▶ _Exercise goal_
Your task is to repeat the entries exactly. Leave the pictures out.

▶ _Supplied records_
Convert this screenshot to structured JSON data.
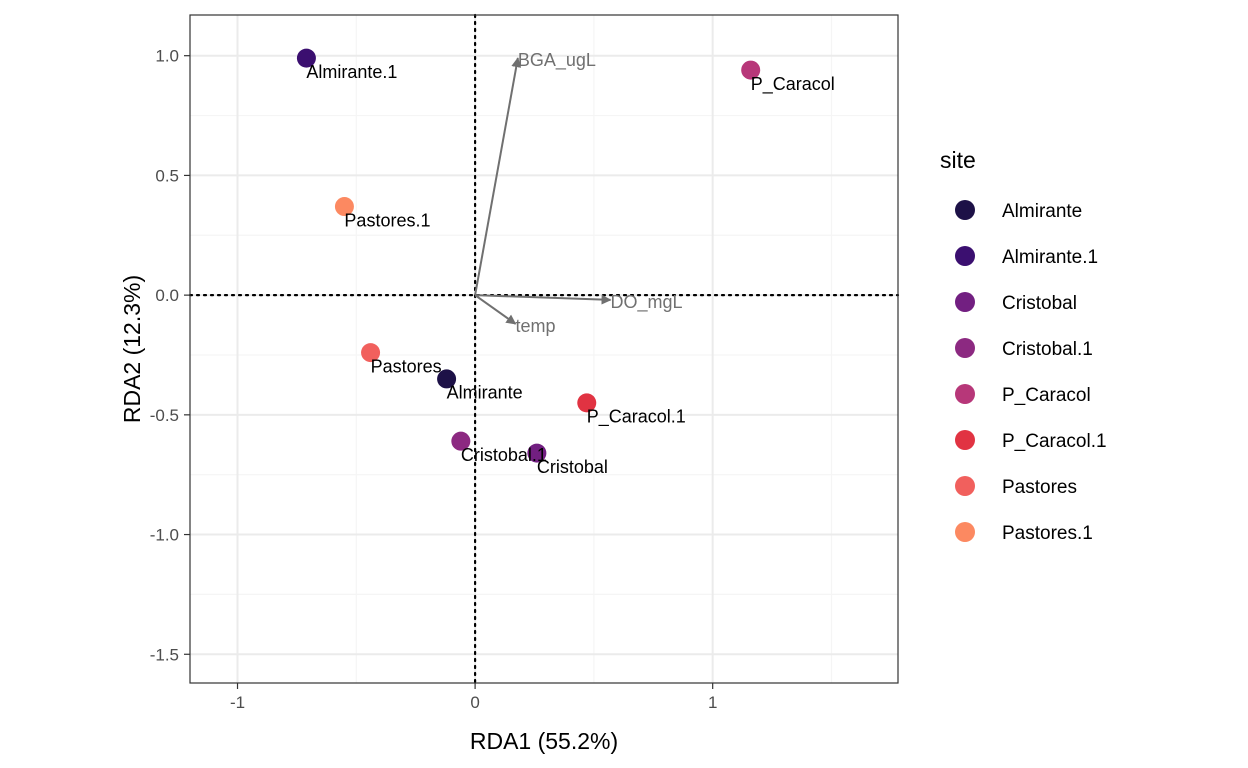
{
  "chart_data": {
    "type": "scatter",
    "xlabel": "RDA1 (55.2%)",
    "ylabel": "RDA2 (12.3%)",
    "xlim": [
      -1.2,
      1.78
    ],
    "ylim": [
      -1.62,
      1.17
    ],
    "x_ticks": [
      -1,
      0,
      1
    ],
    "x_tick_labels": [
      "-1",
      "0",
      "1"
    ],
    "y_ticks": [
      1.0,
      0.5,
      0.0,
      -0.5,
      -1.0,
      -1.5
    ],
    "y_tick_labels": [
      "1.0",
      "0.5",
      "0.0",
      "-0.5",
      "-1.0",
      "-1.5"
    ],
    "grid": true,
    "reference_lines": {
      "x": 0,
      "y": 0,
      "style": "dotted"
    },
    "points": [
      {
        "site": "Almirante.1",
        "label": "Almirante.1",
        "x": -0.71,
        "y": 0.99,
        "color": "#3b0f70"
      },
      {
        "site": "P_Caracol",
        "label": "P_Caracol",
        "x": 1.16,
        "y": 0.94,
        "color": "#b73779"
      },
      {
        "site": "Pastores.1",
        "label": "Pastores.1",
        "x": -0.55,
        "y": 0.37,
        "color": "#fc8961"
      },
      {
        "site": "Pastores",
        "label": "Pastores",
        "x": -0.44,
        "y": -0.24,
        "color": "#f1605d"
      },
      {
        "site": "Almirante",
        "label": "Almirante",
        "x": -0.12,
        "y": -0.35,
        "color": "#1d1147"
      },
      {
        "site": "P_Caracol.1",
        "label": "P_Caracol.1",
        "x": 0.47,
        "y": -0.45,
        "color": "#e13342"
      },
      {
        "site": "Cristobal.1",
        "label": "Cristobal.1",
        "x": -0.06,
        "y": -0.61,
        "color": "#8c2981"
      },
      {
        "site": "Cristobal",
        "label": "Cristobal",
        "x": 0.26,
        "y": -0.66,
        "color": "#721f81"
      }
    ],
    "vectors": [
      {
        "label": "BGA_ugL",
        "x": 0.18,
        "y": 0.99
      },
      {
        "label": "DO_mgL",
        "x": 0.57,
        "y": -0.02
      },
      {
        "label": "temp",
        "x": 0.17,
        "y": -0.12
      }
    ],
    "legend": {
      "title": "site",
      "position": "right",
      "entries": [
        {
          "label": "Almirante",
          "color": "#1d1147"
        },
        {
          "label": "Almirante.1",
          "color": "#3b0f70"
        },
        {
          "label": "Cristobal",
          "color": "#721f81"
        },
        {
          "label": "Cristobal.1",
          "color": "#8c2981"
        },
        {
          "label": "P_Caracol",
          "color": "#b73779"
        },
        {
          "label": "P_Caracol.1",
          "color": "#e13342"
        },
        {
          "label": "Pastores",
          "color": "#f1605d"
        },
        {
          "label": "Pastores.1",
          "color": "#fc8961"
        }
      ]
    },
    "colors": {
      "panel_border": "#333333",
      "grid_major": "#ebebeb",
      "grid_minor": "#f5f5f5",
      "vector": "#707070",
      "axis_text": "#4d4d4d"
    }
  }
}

▶ _Result of this exercise_
Convert this screenshot to structured JSON data.
{
  "chart_data": {
    "type": "scatter",
    "xlabel": "RDA1 (55.2%)",
    "ylabel": "RDA2 (12.3%)",
    "xlim": [
      -1.2,
      1.78
    ],
    "ylim": [
      -1.62,
      1.17
    ],
    "x_ticks": [
      -1,
      0,
      1
    ],
    "x_tick_labels": [
      "-1",
      "0",
      "1"
    ],
    "y_ticks": [
      1.0,
      0.5,
      0.0,
      -0.5,
      -1.0,
      -1.5
    ],
    "y_tick_labels": [
      "1.0",
      "0.5",
      "0.0",
      "-0.5",
      "-1.0",
      "-1.5"
    ],
    "grid": true,
    "reference_lines": {
      "x": 0,
      "y": 0,
      "style": "dotted"
    },
    "points": [
      {
        "site": "Almirante.1",
        "label": "Almirante.1",
        "x": -0.71,
        "y": 0.99,
        "color": "#3b0f70"
      },
      {
        "site": "P_Caracol",
        "label": "P_Caracol",
        "x": 1.16,
        "y": 0.94,
        "color": "#b73779"
      },
      {
        "site": "Pastores.1",
        "label": "Pastores.1",
        "x": -0.55,
        "y": 0.37,
        "color": "#fc8961"
      },
      {
        "site": "Pastores",
        "label": "Pastores",
        "x": -0.44,
        "y": -0.24,
        "color": "#f1605d"
      },
      {
        "site": "Almirante",
        "label": "Almirante",
        "x": -0.12,
        "y": -0.35,
        "color": "#1d1147"
      },
      {
        "site": "P_Caracol.1",
        "label": "P_Caracol.1",
        "x": 0.47,
        "y": -0.45,
        "color": "#e13342"
      },
      {
        "site": "Cristobal.1",
        "label": "Cristobal.1",
        "x": -0.06,
        "y": -0.61,
        "color": "#8c2981"
      },
      {
        "site": "Cristobal",
        "label": "Cristobal",
        "x": 0.26,
        "y": -0.66,
        "color": "#721f81"
      }
    ],
    "vectors": [
      {
        "label": "BGA_ugL",
        "x": 0.18,
        "y": 0.99
      },
      {
        "label": "DO_mgL",
        "x": 0.57,
        "y": -0.02
      },
      {
        "label": "temp",
        "x": 0.17,
        "y": -0.12
      }
    ],
    "legend": {
      "title": "site",
      "position": "right",
      "entries": [
        {
          "label": "Almirante",
          "color": "#1d1147"
        },
        {
          "label": "Almirante.1",
          "color": "#3b0f70"
        },
        {
          "label": "Cristobal",
          "color": "#721f81"
        },
        {
          "label": "Cristobal.1",
          "color": "#8c2981"
        },
        {
          "label": "P_Caracol",
          "color": "#b73779"
        },
        {
          "label": "P_Caracol.1",
          "color": "#e13342"
        },
        {
          "label": "Pastores",
          "color": "#f1605d"
        },
        {
          "label": "Pastores.1",
          "color": "#fc8961"
        }
      ]
    },
    "colors": {
      "panel_border": "#333333",
      "grid_major": "#ebebeb",
      "grid_minor": "#f5f5f5",
      "vector": "#707070",
      "axis_text": "#4d4d4d"
    }
  }
}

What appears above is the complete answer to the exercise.